(Beginning of WORKING DATA)
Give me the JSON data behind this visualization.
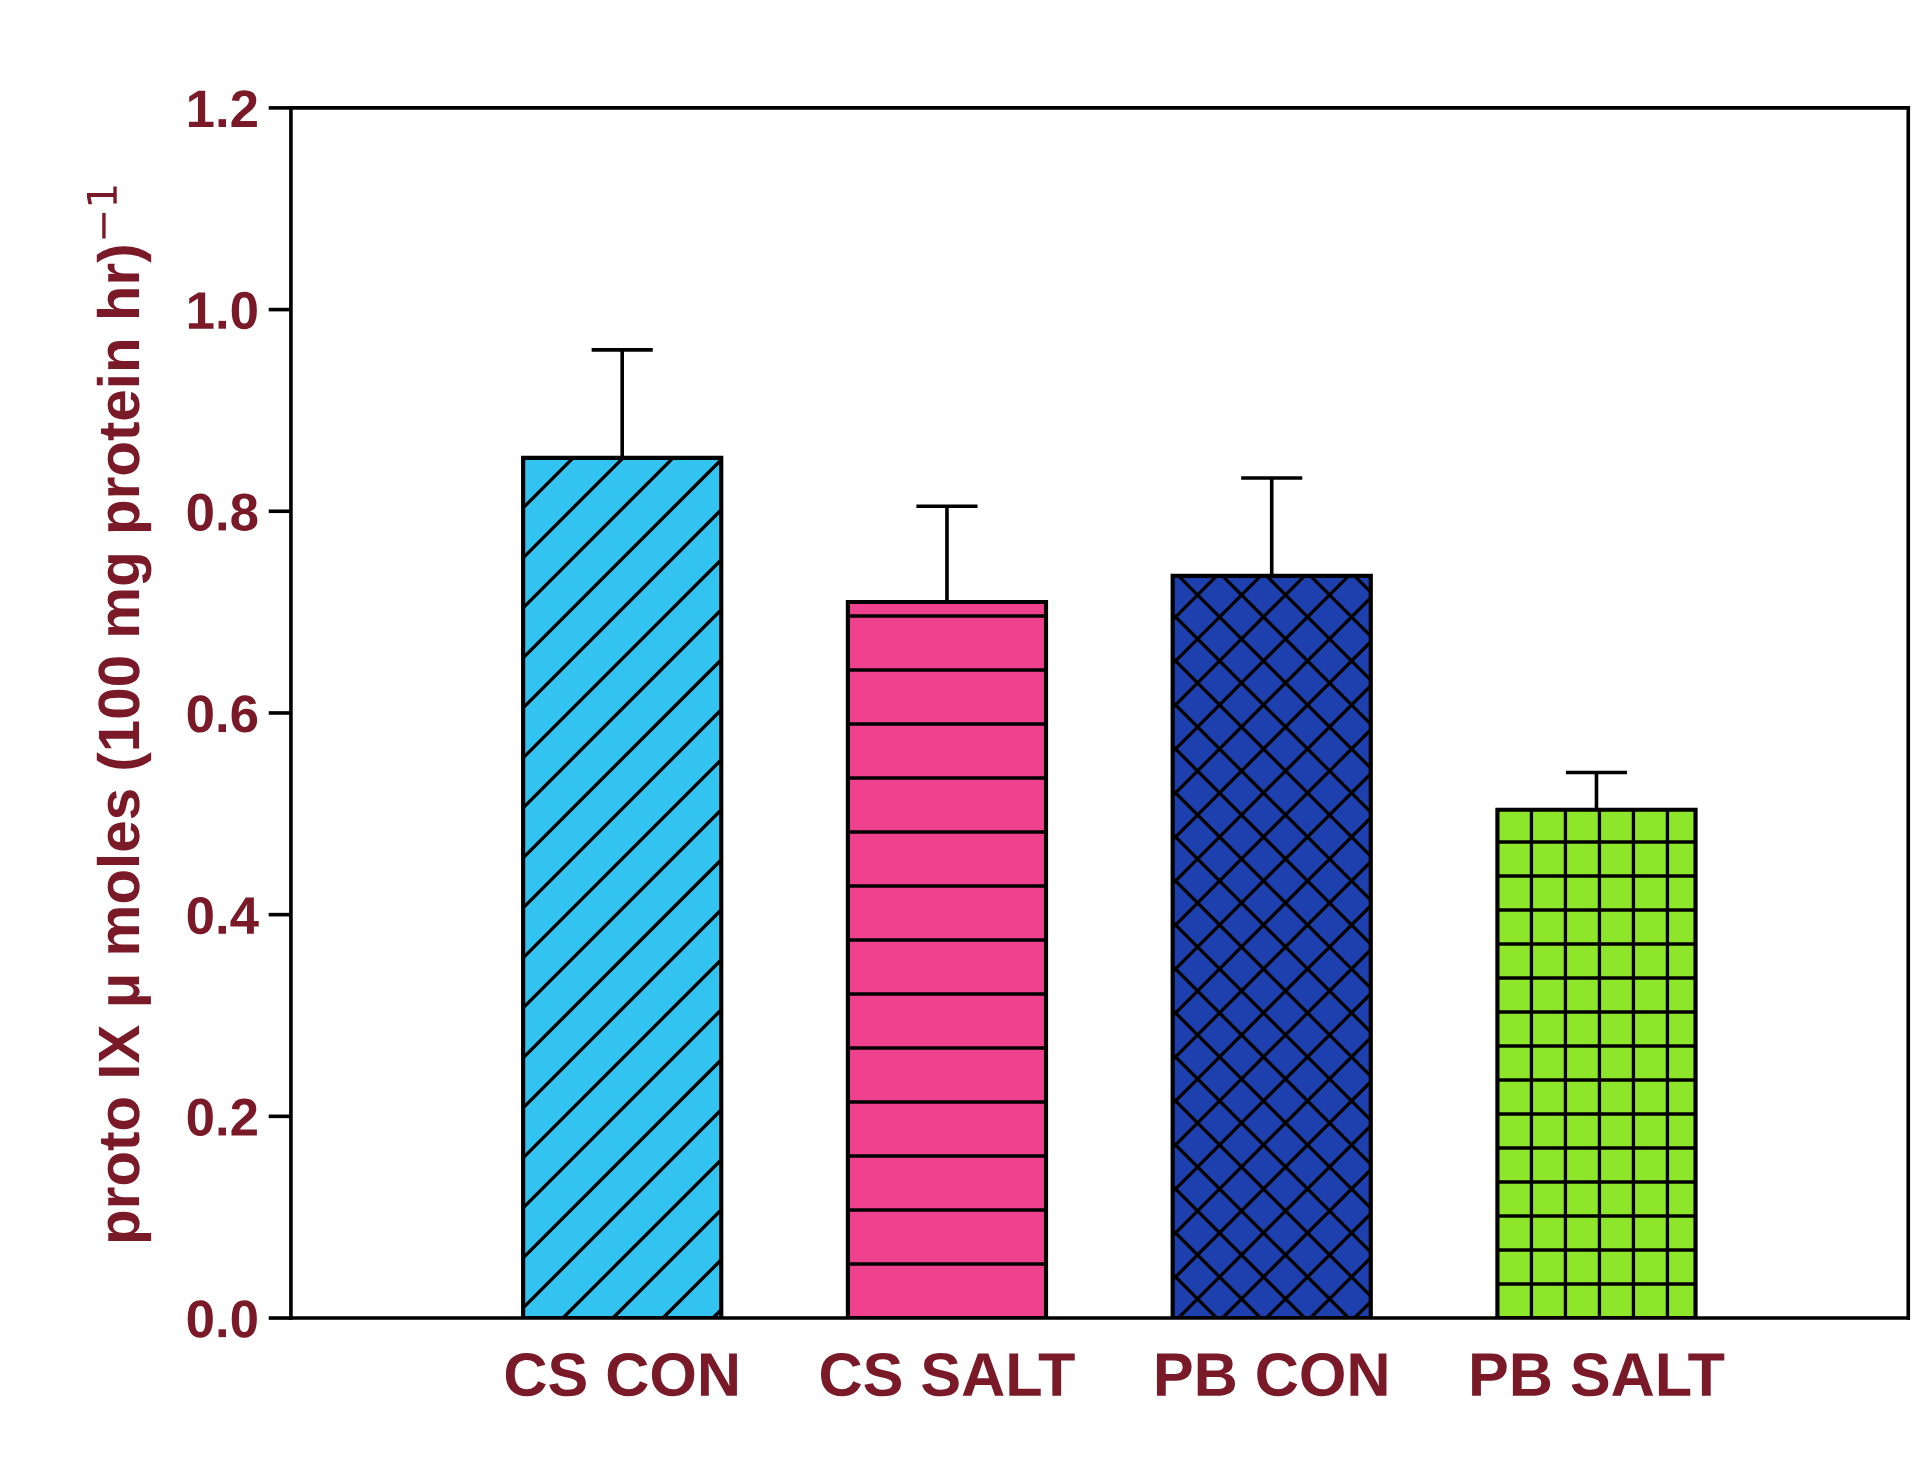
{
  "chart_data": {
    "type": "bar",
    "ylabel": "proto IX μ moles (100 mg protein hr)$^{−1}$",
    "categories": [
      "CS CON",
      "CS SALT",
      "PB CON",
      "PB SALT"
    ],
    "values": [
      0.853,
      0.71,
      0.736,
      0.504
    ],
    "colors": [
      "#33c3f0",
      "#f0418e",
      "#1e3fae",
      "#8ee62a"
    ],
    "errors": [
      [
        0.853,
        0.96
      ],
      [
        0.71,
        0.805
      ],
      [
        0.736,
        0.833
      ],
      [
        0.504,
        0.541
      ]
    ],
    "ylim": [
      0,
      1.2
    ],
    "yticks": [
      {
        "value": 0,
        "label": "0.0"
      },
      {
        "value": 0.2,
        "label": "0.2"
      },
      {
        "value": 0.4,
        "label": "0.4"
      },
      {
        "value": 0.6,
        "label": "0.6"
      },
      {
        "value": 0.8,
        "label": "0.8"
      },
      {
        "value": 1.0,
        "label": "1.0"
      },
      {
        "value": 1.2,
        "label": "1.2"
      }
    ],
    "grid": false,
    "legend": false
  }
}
(End of WORKING DATA)
(Beginning of WORKING DATA)
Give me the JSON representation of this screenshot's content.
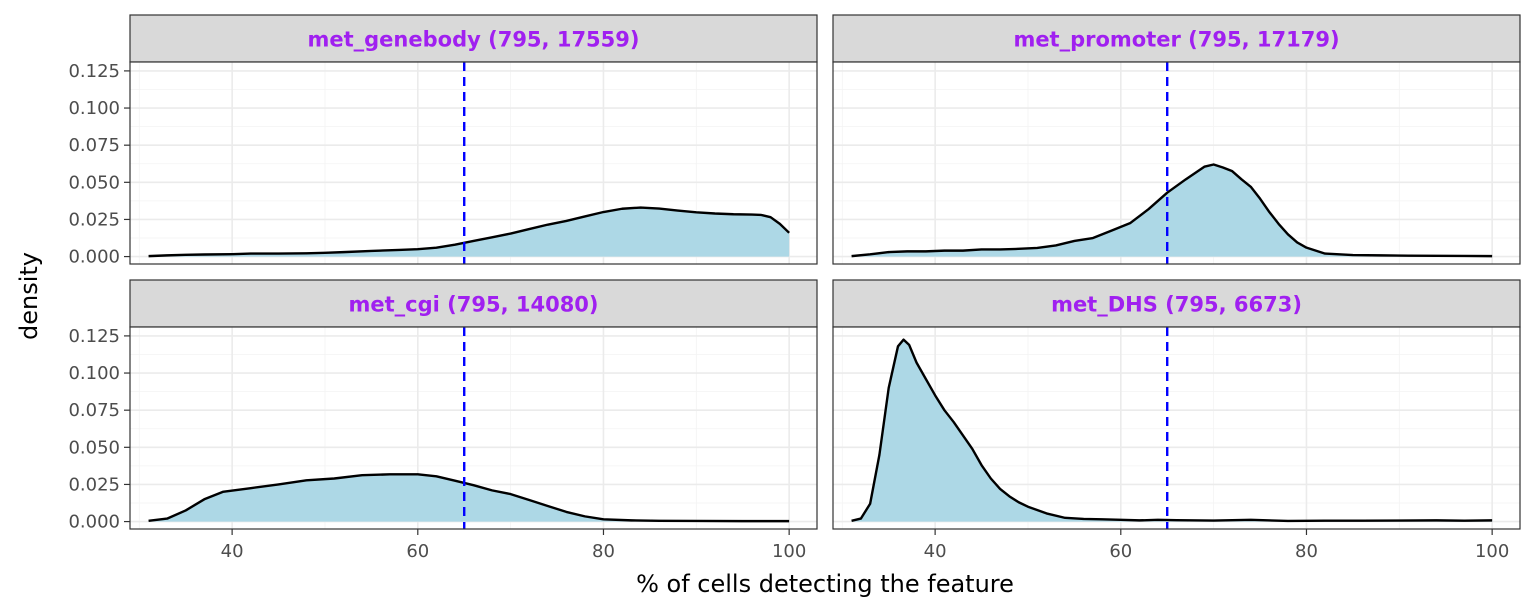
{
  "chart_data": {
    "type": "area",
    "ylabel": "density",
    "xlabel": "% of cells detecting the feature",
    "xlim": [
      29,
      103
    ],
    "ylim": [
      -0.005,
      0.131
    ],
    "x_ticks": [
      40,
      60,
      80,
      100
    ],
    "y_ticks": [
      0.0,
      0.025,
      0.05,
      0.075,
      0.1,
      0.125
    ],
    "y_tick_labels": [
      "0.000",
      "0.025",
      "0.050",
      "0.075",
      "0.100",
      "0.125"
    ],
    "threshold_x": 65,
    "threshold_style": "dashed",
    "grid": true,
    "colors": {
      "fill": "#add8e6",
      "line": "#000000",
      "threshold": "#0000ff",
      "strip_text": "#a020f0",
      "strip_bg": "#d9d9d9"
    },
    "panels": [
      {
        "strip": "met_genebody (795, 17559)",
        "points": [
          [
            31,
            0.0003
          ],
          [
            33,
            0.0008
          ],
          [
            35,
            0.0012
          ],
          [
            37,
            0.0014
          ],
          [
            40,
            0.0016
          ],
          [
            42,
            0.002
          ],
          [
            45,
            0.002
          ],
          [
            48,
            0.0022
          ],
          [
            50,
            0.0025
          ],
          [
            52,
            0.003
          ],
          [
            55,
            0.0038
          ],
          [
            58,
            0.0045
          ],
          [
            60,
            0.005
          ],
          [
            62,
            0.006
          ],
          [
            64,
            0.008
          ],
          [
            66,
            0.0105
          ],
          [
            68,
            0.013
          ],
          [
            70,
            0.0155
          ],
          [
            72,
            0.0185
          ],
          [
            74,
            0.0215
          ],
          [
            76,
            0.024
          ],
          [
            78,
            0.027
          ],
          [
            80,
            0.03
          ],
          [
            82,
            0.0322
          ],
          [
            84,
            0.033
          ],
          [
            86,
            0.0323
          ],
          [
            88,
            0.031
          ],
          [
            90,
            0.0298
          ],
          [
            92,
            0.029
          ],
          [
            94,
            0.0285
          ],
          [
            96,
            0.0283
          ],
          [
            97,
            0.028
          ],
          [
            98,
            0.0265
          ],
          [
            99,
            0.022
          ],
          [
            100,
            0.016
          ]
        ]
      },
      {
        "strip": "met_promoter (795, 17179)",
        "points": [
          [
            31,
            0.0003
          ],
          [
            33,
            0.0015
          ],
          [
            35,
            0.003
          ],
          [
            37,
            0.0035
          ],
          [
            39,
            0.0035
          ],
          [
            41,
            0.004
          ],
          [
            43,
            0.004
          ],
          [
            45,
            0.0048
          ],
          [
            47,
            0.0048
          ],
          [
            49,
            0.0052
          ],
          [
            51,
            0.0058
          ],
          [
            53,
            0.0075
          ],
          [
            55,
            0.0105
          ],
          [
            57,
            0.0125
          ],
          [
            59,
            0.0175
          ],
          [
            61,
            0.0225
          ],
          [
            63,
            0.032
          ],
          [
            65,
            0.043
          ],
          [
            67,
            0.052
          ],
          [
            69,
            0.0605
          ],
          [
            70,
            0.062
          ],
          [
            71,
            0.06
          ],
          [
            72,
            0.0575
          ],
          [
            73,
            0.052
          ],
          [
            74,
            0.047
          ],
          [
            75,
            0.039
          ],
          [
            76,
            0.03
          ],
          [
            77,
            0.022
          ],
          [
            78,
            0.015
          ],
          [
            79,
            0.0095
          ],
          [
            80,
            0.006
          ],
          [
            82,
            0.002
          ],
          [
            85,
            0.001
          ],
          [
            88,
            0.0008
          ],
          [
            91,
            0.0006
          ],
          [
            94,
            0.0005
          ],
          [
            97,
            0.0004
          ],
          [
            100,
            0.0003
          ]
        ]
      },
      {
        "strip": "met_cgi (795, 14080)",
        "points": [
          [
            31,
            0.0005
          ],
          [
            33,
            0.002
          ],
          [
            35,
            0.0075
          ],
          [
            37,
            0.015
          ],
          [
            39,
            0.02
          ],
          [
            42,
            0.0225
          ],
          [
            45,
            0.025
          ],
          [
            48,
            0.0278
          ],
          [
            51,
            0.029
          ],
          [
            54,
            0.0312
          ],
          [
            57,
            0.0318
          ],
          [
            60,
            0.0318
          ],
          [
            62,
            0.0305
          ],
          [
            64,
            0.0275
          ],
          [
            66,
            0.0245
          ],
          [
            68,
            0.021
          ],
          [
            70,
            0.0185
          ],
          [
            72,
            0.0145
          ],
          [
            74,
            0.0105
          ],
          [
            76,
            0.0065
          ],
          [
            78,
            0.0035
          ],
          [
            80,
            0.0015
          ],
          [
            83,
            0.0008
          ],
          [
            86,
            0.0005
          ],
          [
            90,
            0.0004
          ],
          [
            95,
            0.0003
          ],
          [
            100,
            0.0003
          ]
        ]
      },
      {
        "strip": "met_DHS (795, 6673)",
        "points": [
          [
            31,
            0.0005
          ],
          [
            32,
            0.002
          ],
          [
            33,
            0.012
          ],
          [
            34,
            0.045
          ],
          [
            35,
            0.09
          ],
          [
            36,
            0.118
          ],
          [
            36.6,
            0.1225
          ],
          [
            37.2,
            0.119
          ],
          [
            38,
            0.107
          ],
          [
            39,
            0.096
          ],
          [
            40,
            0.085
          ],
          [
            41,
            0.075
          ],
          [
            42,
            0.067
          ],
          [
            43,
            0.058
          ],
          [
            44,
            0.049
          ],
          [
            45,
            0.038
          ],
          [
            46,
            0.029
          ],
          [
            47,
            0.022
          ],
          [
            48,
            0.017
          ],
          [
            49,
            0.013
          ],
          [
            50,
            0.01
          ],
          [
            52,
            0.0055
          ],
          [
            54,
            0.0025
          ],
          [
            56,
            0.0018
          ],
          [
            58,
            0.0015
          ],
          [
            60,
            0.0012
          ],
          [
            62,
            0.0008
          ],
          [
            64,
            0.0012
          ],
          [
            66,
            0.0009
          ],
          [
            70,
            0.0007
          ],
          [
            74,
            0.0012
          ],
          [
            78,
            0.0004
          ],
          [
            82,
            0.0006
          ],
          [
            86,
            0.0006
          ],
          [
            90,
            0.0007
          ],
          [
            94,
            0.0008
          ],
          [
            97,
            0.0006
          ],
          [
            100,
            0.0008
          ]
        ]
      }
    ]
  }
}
(End of WORKING DATA)
(Beginning of WORKING DATA)
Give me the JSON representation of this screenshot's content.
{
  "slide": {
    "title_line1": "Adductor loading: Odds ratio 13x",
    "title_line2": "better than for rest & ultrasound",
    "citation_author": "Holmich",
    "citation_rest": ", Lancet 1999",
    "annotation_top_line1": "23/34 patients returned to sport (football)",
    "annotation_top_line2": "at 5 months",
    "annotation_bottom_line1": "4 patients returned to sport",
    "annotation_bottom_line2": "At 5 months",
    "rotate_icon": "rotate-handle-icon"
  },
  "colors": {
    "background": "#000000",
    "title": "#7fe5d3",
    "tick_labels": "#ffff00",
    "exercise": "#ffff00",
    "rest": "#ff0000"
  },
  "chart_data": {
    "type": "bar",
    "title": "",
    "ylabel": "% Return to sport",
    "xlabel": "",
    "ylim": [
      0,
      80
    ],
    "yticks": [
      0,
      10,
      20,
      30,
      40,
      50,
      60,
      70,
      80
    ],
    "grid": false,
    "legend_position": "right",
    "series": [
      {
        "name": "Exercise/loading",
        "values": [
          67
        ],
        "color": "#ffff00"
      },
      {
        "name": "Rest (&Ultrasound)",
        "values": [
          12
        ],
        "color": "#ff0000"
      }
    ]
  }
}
(End of WORKING DATA)
Among the records above, find each line holding the string "months" and pull it out.

    "annotation_top_line2": "at 5 months",
    "annotation_bottom_line2": "At 5 months",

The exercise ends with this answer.